> Extracted text

+ + + + +

Bayesian Stochastic Frontier Models (SN-HN) with PyMC

This repository provides an implementation of Bayesian stochastic frontier models under the Skew-Normal – Half-Normal (SN-HN) error structure, as described in:

Wei et al. (2025)
"Bayesian stochastic frontier models under the skew-normal half-normal settings"
Journal of Productivity Analysis
DOI: 10.1007/s11123-025-00757-3

📌 Overview

Our contributions are threefold:

replicate the SN-HN stochastic frontier model in PyMC, providing an accessible and transparent implementation for Python users
apply the model to simulated production data generated from a SN-HN distribution and evaluate the model’s performance using posterior analysis
compare the performance of proposed by (Wei et al., 2025) which employs a skew-normal likelihood with that of a conventional model based on a normal likelihood to assess the impact of distributional asymmetry on posterior inference.

🧠 Model Structure

The stochastic frontier model is specified as:

$$ Y_i = \alpha + \beta X + V - U $$

$Y$ represents the logarithm of the output variable
$X$ denotes the logarithm of a single explanatory variable
$\alpha$ is the intercept, $β$ is the regression coefficient
$U$ represents the inefficiency error term
$V$ is the measurement error term
$\xi$ is the location parameter

$$ X \sim N(1,1)\\ U \sim HN(0,\sigma_u^2)\\ Y \sim SN(\xi,\sigma_v^2,\lambda)\\ \xi = \alpha + \beta X - U $$

The true parameter values used in simulation are: $\alpha= 5, β = 2, σ_u = 1, σ_v = 1.5$

Prior Distributions

For the Bayesian analysis, we adopt the following prior distributions:

$$ \alpha \sim N(\mu_\alpha, \sigma_\alpha^2)\\ \beta \sim N(\mu_\beta, \sigma_\beta^2)\\ \sigma_v^2 \sim IG(\alpha_v,\beta_v)\\ \sigma_u^2 \sim IG(\alpha_u,\beta_u)\\ \lambda = \sim TN(\mu_\lambda,\sigma_\lambda^2;a,b)$$

To assess the robustness of posterior inference for λ, we simulate data across the following scenarios:

Skewness values: λ∈{−0.5,−1,−1.5,−2,−5}
Sample sizes: n∈{50,100,200,500}

This results in a total of 20 simulation scenarios. For each scenario, nsynthetic observations are generated and used as input for Bayesian inference.

+ + + + +

> Records supplied
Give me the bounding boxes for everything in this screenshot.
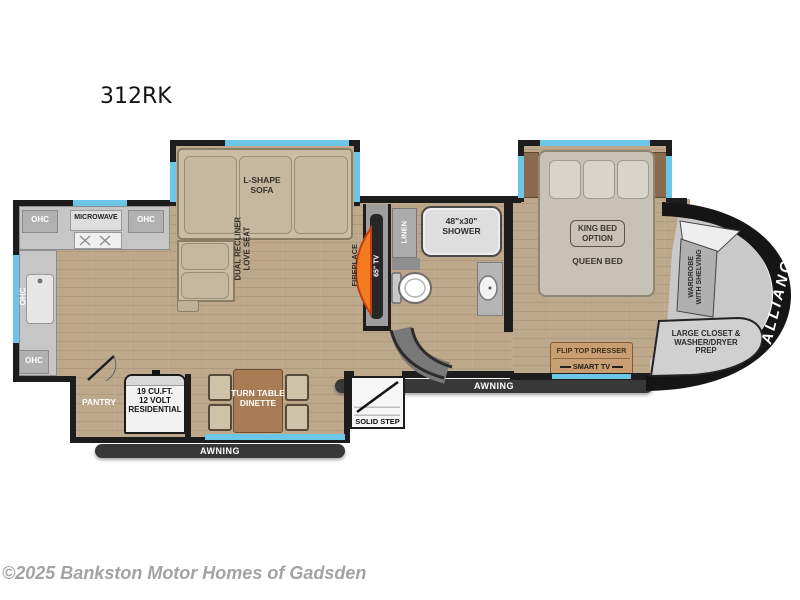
- floorplan-model-title: 312RK: [100, 84, 172, 109]
- ohc-side-label: OHC: [20, 280, 29, 312]
- floorplan-page: 312RK AWNING AWNING SOLID STEP: [0, 0, 800, 600]
- large-closet-label: LARGE CLOSET & WASHER/DRYER PREP: [663, 330, 749, 356]
- fridge-surround-wall: [185, 374, 191, 437]
- wall-bath-right: [504, 196, 513, 332]
- dinette-label: TURN TABLE DINETTE: [226, 389, 290, 408]
- queen-bed-label: QUEEN BED: [559, 257, 636, 267]
- nightstand-left: [522, 152, 539, 198]
- pillow: [549, 160, 581, 199]
- tv-wall-cap: [363, 326, 391, 331]
- awning-left-label: AWNING: [200, 446, 240, 456]
- range-cooktop: [74, 232, 122, 249]
- ohc-bottom-label: OHC: [19, 357, 49, 366]
- linen-step: [392, 258, 420, 270]
- solid-step-label: SOLID STEP: [352, 417, 403, 426]
- ohc-top-left-label: OHC: [22, 216, 58, 225]
- tv-label: 65" TV: [374, 249, 382, 282]
- wall-top-mid: [357, 196, 521, 203]
- window-dinette-bottom: [205, 434, 345, 440]
- window-bed-slide-left: [518, 156, 524, 198]
- sofa-armrest: [177, 300, 199, 312]
- bath-vanity: [477, 262, 503, 316]
- fridge-vent: [152, 370, 160, 376]
- kitchen-sink: [26, 274, 54, 324]
- wardrobe-label: WARDROBE WITH SHELVING: [688, 244, 704, 310]
- tv-wall-edge-right: [388, 204, 391, 330]
- window-bed-slide-right: [666, 156, 672, 198]
- loveseat-label: DUAL RECLINER LOVE SEAT: [234, 213, 251, 285]
- pillow: [617, 160, 649, 199]
- flip-top-dresser: FLIP TOP DRESSER SMART TV: [550, 342, 633, 376]
- awning-left-bar: AWNING: [95, 444, 345, 458]
- smart-tv-window-strip: [552, 374, 631, 379]
- smart-tv-label: SMART TV: [573, 362, 610, 371]
- linen-label: LINEN: [400, 219, 408, 246]
- window-sofa-slide-right: [354, 152, 360, 202]
- fireplace-label: FIREPLACE: [351, 240, 359, 290]
- microwave-label: MICROWAVE: [70, 214, 122, 222]
- king-bed-option-badge: KING BED OPTION: [570, 220, 625, 247]
- dealer-watermark: ©2025 Bankston Motor Homes of Gadsden: [2, 563, 366, 584]
- pantry-label: PANTRY: [74, 398, 124, 408]
- window-sofa-slide-top: [225, 140, 349, 146]
- sofa-label: L-SHAPE SOFA: [229, 176, 295, 195]
- window-kitchen-top: [73, 200, 127, 206]
- pillow: [583, 160, 615, 199]
- sofa-chaise: [177, 240, 235, 302]
- window-bed-slide-top: [540, 140, 650, 146]
- shower-label: 48"x30" SHOWER: [424, 217, 499, 236]
- wall-bottom-left: [13, 376, 76, 382]
- wall-pantry-left: [70, 376, 76, 443]
- wall-bottom-center: [402, 371, 514, 378]
- dinette-chair: [208, 404, 232, 431]
- solid-step: SOLID STEP: [350, 376, 405, 429]
- awning-right-label: AWNING: [474, 381, 514, 391]
- ohc-top-right-label: OHC: [128, 216, 164, 225]
- window-sofa-slide-left: [170, 162, 176, 202]
- dinette-chair: [285, 404, 309, 431]
- alliance-brand-label: ALLIANCE: [756, 233, 800, 358]
- flip-top-dresser-label: FLIP TOP DRESSER: [551, 346, 632, 355]
- fridge-label: 19 CU.FT. 12 VOLT RESIDENTIAL: [126, 388, 184, 415]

+ + + + +

> Task 1
Update the README on Bayesian stochastic frontier models from "This repository provides" to "on posterior inference.", replacing "likelihood" with "density" throughout that span.
> Task 2
Carry on the README on Bayesian stochastic frontier models from the point where it stops.

> Written reply 1
This repository provides an implementation of Bayesian stochastic frontier models under the Skew-Normal – Half-Normal (SN-HN) error structure, as described in:

Wei et al. (2025)
"Bayesian stochastic frontier models under the skew-normal half-normal settings"
Journal of Productivity Analysis
DOI: 10.1007/s11123-025-00757-3

📌 Overview

Our contributions are threefold:

replicate the SN-HN stochastic frontier model in PyMC, providing an accessible and transparent implementation for Python users
apply the model to simulated production data generated from a SN-HN distribution and evaluate the model’s performance using posterior analysis
compare the performance of proposed by (Wei et al., 2025) which employs a skew-normal density with that of a conventional model based on a normal density to assess the impact of distributional asymmetry on posterior inference.

> Written reply 2
📁 Repository Structure

.
├── Notebooks/              # Per-lambda simulation runs (0.5 to 5)
├── Figures/                # Posterior TE plots (uploaded separately)
├── Output/                # All result outputs from the experiments, including:
│   ├── 1.posterior summaries     # Posterior parameter summaries (mean, sd, etc.)
│   ├── 2.traceplots              # Traceplots and posterior distributions
│   ├── 3.loo                     # Leave-One-Out cross-validation results
│   ├── 4.rmse_param              # RMSE for estimated model parameters
│   ├── 5.y_pred_rmse            # RMSE for predicted y values
│   ├── 6.inefficiency_rmse      # RMSE for inefficiency term (u)
├── Docs/                  # Project report (PDF) summarizing the Bayesian stochastic frontier modeling approach, results, and key findings
├── LICENSE                    # MIT License
├── requirements.txt        # Python environment
└── README.md               # This file

🔬 Experiments

We evaluate model behavior under five levels of skewness:

λ	Notebook Filename	Description
−0.5	`Final-lam-0.5_simplified.ipynb`	Mild skew
−1.0	`Final-lam-1_simplified.ipynb`	Moderate skew
−1.5	`Final-lam-1.5_simplified.ipynb`	Strong skew
−2.0	`Final-lam-2_simplified.ipynb`	Heavy skew
−5.0	`Final-lam-5_simplified.ipynb`	Extreme skew (hard case)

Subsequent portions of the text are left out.